**GIVEN PROBLEM:** Compile every line that includes the word "true".
== == ==
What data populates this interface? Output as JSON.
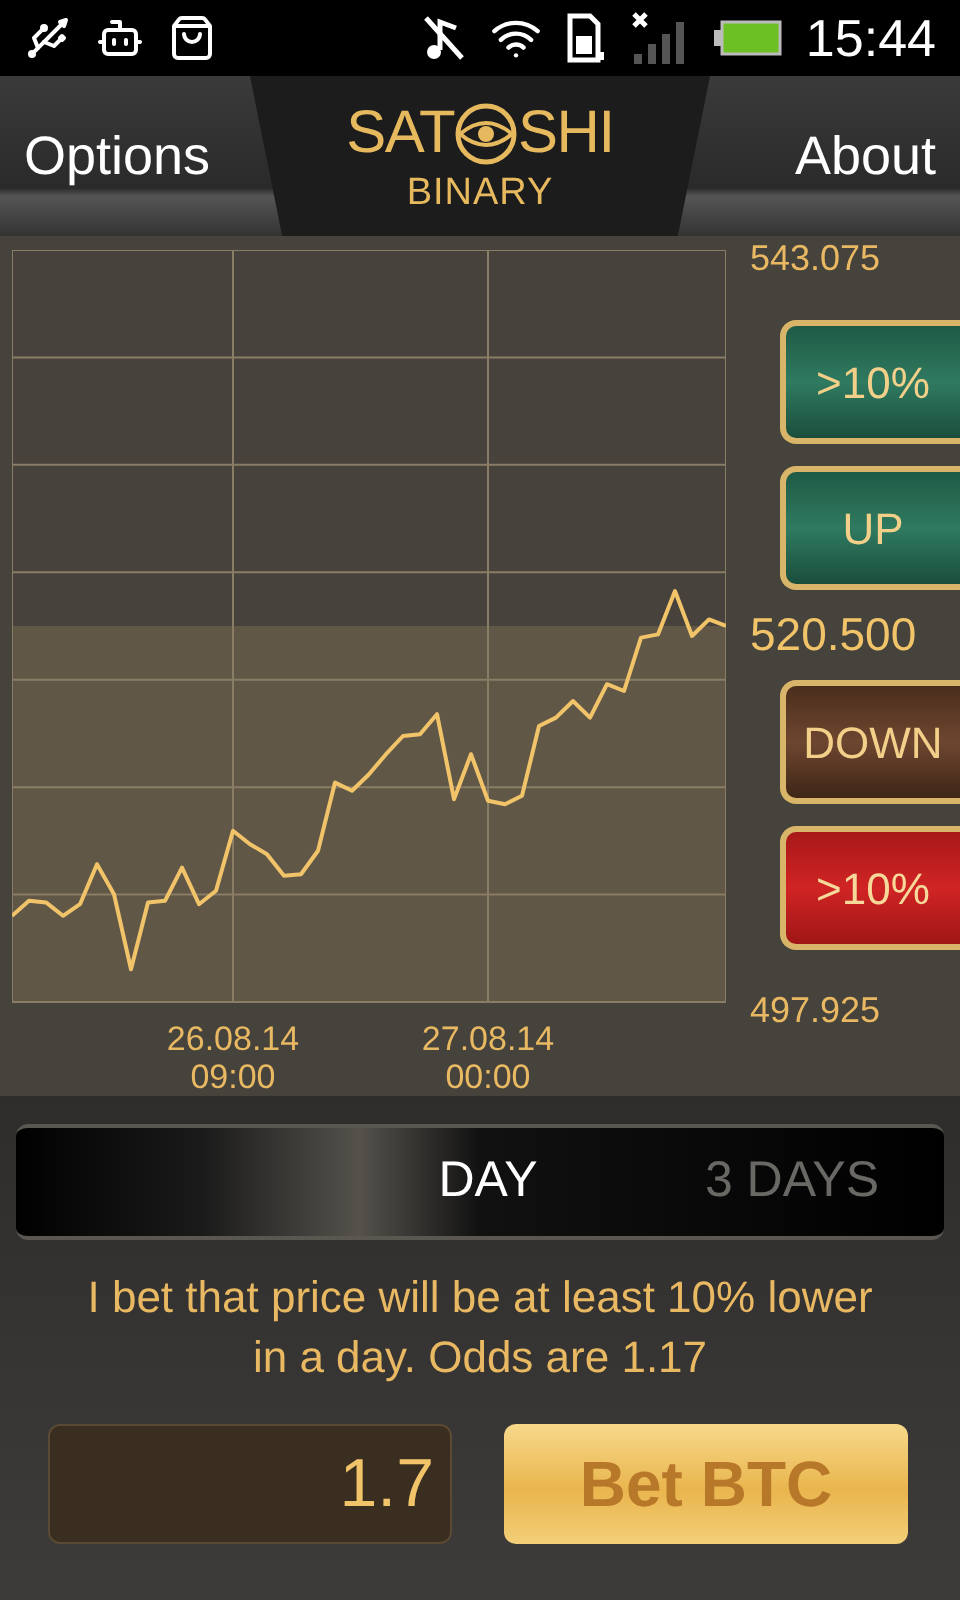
{
  "status_bar": {
    "time": "15:44"
  },
  "header": {
    "left_button": "Options",
    "right_button": "About",
    "logo": {
      "left": "SAT",
      "right": "SHI",
      "subtitle": "BINARY"
    }
  },
  "chart_data": {
    "type": "line",
    "ylim": [
      497.925,
      543.075
    ],
    "categories": [
      null,
      null,
      null,
      null,
      null,
      null,
      null,
      null,
      null,
      null,
      null,
      null,
      null,
      "26.08.14 09:00",
      null,
      null,
      null,
      null,
      null,
      null,
      null,
      null,
      null,
      null,
      null,
      null,
      null,
      null,
      "27.08.14 00:00",
      null,
      null,
      null,
      null,
      null,
      null,
      null,
      null,
      null,
      null,
      null,
      null,
      null,
      null
    ],
    "yticks": [
      {
        "value": 543.075,
        "label": "543.075"
      },
      {
        "value": 520.5,
        "label": "520.500"
      },
      {
        "value": 497.925,
        "label": "497.925"
      }
    ],
    "bands": [
      {
        "axis": "y",
        "from": 497.925,
        "to": 520.5,
        "color": "#615747"
      }
    ],
    "series": [
      {
        "color": "#f2c46a",
        "values": [
          503.1,
          504.0,
          503.9,
          503.1,
          503.8,
          506.2,
          504.4,
          499.9,
          503.9,
          504.0,
          506.0,
          503.8,
          504.6,
          508.2,
          507.4,
          506.8,
          505.5,
          505.6,
          507.0,
          511.1,
          510.6,
          511.6,
          512.8,
          513.9,
          514.0,
          515.2,
          510.1,
          512.8,
          510.0,
          509.8,
          510.3,
          514.5,
          515.0,
          516.0,
          515.0,
          517.0,
          516.6,
          519.8,
          520.0,
          522.6,
          519.9,
          520.9,
          520.5
        ]
      }
    ]
  },
  "bet_buttons": [
    {
      "label": ">10%",
      "kind": "up"
    },
    {
      "label": "UP",
      "kind": "up"
    },
    {
      "label": "DOWN",
      "kind": "down"
    },
    {
      "label": ">10%",
      "kind": "strong_down"
    }
  ],
  "period_tabs": [
    {
      "label": "DAY",
      "selected": true
    },
    {
      "label": "3 DAYS",
      "selected": false
    }
  ],
  "description": "I bet that price will be at least 10% lower in a day. Odds are 1.17",
  "amount_field": {
    "value": "1.7"
  },
  "bet_button": "Bet BTC"
}
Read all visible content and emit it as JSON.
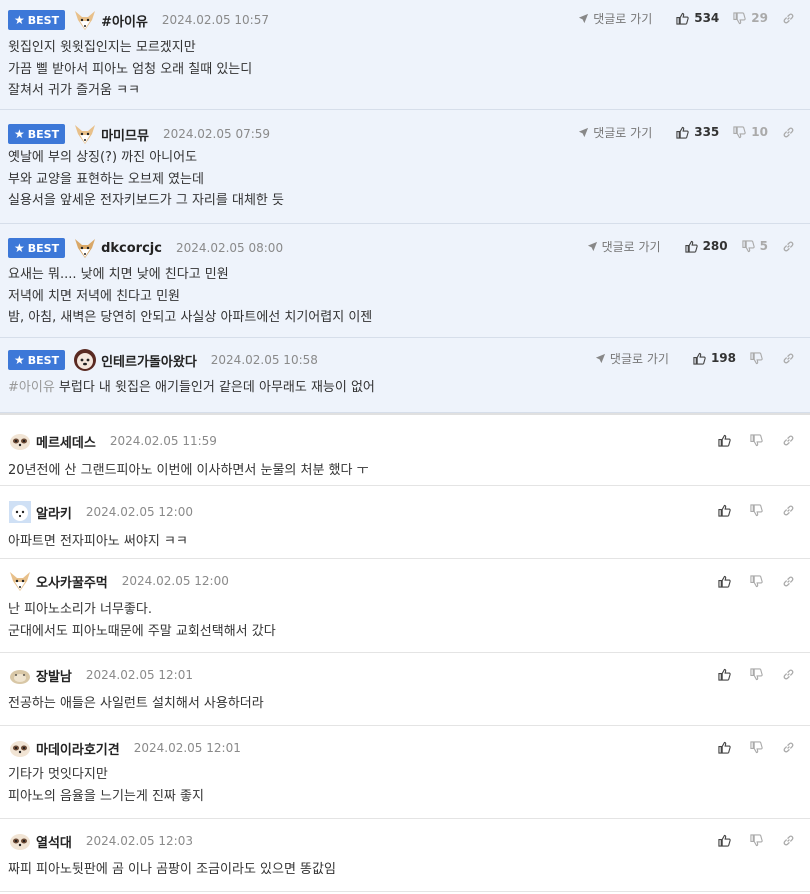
{
  "ui": {
    "best_label": "BEST",
    "reply_label": "댓글로 가기"
  },
  "best_comments": [
    {
      "nick": "#아이유",
      "date": "2024.02.05 10:57",
      "up": "534",
      "down": "29",
      "avatar": "fox-avatar-icon",
      "lines": [
        "윗집인지 윗윗집인지는 모르겠지만",
        "가끔 삘 받아서 피아노 엄청 오래 칠때 있는디",
        "잘쳐서 귀가 즐거움 ㅋㅋ"
      ]
    },
    {
      "nick": "마미므뮤",
      "date": "2024.02.05 07:59",
      "up": "335",
      "down": "10",
      "avatar": "fox-avatar-icon",
      "lines": [
        "옛날에 부의 상징(?) 까진 아니어도",
        "부와 교양을 표현하는 오브제 였는데",
        "실용서을 앞세운 전자키보드가 그 자리를 대체한 듯"
      ]
    },
    {
      "nick": "dkcorcjc",
      "date": "2024.02.05 08:00",
      "up": "280",
      "down": "5",
      "avatar": "fox-avatar-icon",
      "lines": [
        "요새는 뭐.... 낮에 치면 낮에 친다고 민원",
        "저녁에 치면 저녁에 친다고 민원",
        "밤, 아침, 새벽은 당연히 안되고 사실상 아파트에선 치기어렵지 이젠"
      ]
    },
    {
      "nick": "인테르가돌아왔다",
      "date": "2024.02.05 10:58",
      "up": "198",
      "down": "",
      "avatar": "dog-avatar-icon",
      "mention": "#아이유",
      "lines": [
        "부럽다 내 윗집은 애기들인거 같은데 아무래도 재능이 없어"
      ]
    }
  ],
  "comments": [
    {
      "nick": "메르세데스",
      "date": "2024.02.05 11:59",
      "avatar": "ferret-avatar-icon",
      "lines": [
        "20년전에 산 그랜드피아노 이번에 이사하면서 눈물의 처분 했다 ㅜ"
      ]
    },
    {
      "nick": "알라키",
      "date": "2024.02.05 12:00",
      "avatar": "white-dog-avatar-icon",
      "lines": [
        "아파트면 전자피아노 써야지 ㅋㅋ"
      ]
    },
    {
      "nick": "오사카꿀주먹",
      "date": "2024.02.05 12:00",
      "avatar": "fox-avatar-icon",
      "lines": [
        "난 피아노소리가 너무좋다.",
        "군대에서도 피아노때문에 주말 교회선택해서 갔다"
      ]
    },
    {
      "nick": "장발남",
      "date": "2024.02.05 12:01",
      "avatar": "hamster-avatar-icon",
      "lines": [
        "전공하는 애들은 사일런트 설치해서 사용하더라"
      ]
    },
    {
      "nick": "마데이라호기견",
      "date": "2024.02.05 12:01",
      "avatar": "ferret-avatar-icon",
      "lines": [
        "기타가 멋잇다지만",
        "피아노의 음율을 느기는게 진짜 좋지"
      ]
    },
    {
      "nick": "열석대",
      "date": "2024.02.05 12:03",
      "avatar": "ferret-avatar-icon",
      "lines": [
        "짜피 피아노뒷판에 곰 이나 곰팡이 조금이라도 있으면 똥값임"
      ]
    }
  ]
}
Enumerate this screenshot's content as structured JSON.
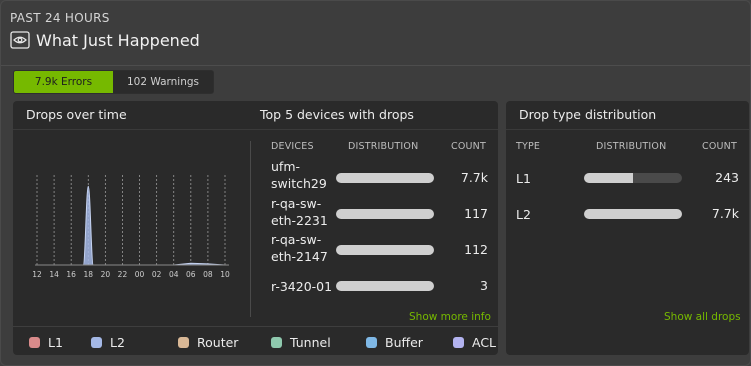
{
  "header": {
    "subtitle": "PAST 24 HOURS",
    "title": "What Just Happened",
    "icon": "eye-icon"
  },
  "tabs": [
    {
      "label": "7.9k Errors",
      "active": true
    },
    {
      "label": "102 Warnings",
      "active": false
    }
  ],
  "drops_over_time": {
    "title": "Drops over time",
    "x_ticks": [
      "12",
      "14",
      "16",
      "18",
      "20",
      "22",
      "00",
      "02",
      "04",
      "06",
      "08",
      "10"
    ]
  },
  "top_devices": {
    "title": "Top 5 devices with drops",
    "columns": [
      "DEVICES",
      "DISTRIBUTION",
      "COUNT"
    ],
    "rows": [
      {
        "device": "ufm-switch29",
        "count": "7.7k",
        "fill": 0.0
      },
      {
        "device": "r-qa-sw-eth-2231",
        "count": "117",
        "fill": 0.0
      },
      {
        "device": "r-qa-sw-eth-2147",
        "count": "112",
        "fill": 0.0
      },
      {
        "device": "r-3420-01",
        "count": "3",
        "fill": 0.0
      }
    ],
    "link": "Show more info"
  },
  "drop_types": {
    "title": "Drop type distribution",
    "columns": [
      "TYPE",
      "DISTRIBUTION",
      "COUNT"
    ],
    "rows": [
      {
        "type": "L1",
        "count": "243",
        "fill": 0.5
      },
      {
        "type": "L2",
        "count": "7.7k",
        "fill": 0.0
      }
    ],
    "link": "Show all drops"
  },
  "legend": [
    {
      "label": "L1",
      "color": "#d98b8b"
    },
    {
      "label": "L2",
      "color": "#a4b8e6"
    },
    {
      "label": "Router",
      "color": "#d9b896"
    },
    {
      "label": "Tunnel",
      "color": "#8fc9ae"
    },
    {
      "label": "Buffer",
      "color": "#7fb8e6"
    },
    {
      "label": "ACL",
      "color": "#b3b3f0"
    }
  ],
  "colors": {
    "accent": "#76b900",
    "background": "#3d3d3d",
    "card": "#2a2a2a"
  },
  "chart_data": {
    "type": "area",
    "x": [
      "12",
      "14",
      "16",
      "18",
      "20",
      "22",
      "00",
      "02",
      "04",
      "06",
      "08",
      "10"
    ],
    "series": [
      {
        "values": [
          0,
          0,
          0,
          7000,
          0,
          0,
          0,
          0,
          0,
          150,
          100,
          0
        ]
      }
    ],
    "ylim": [
      0,
      8000
    ],
    "grid": true
  }
}
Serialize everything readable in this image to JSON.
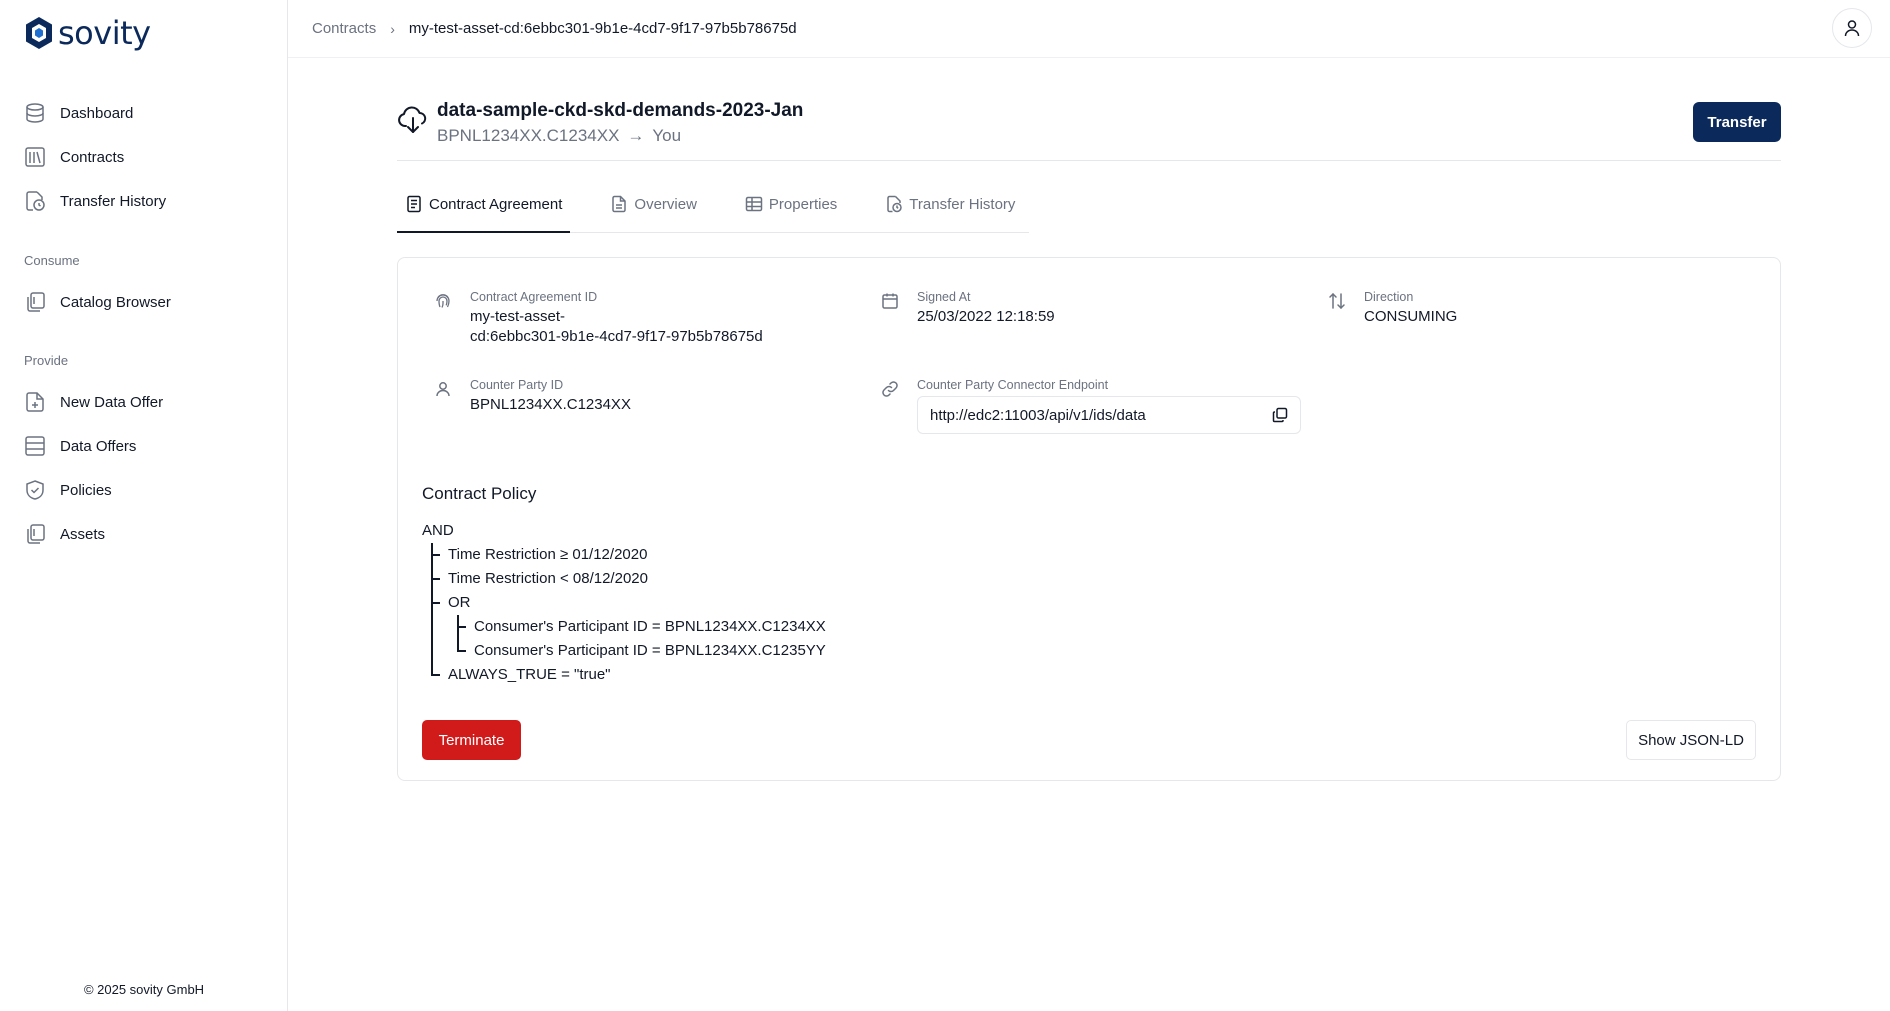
== == ==
**REPLY:**
      "selected": true
      "active": true
    "grid": true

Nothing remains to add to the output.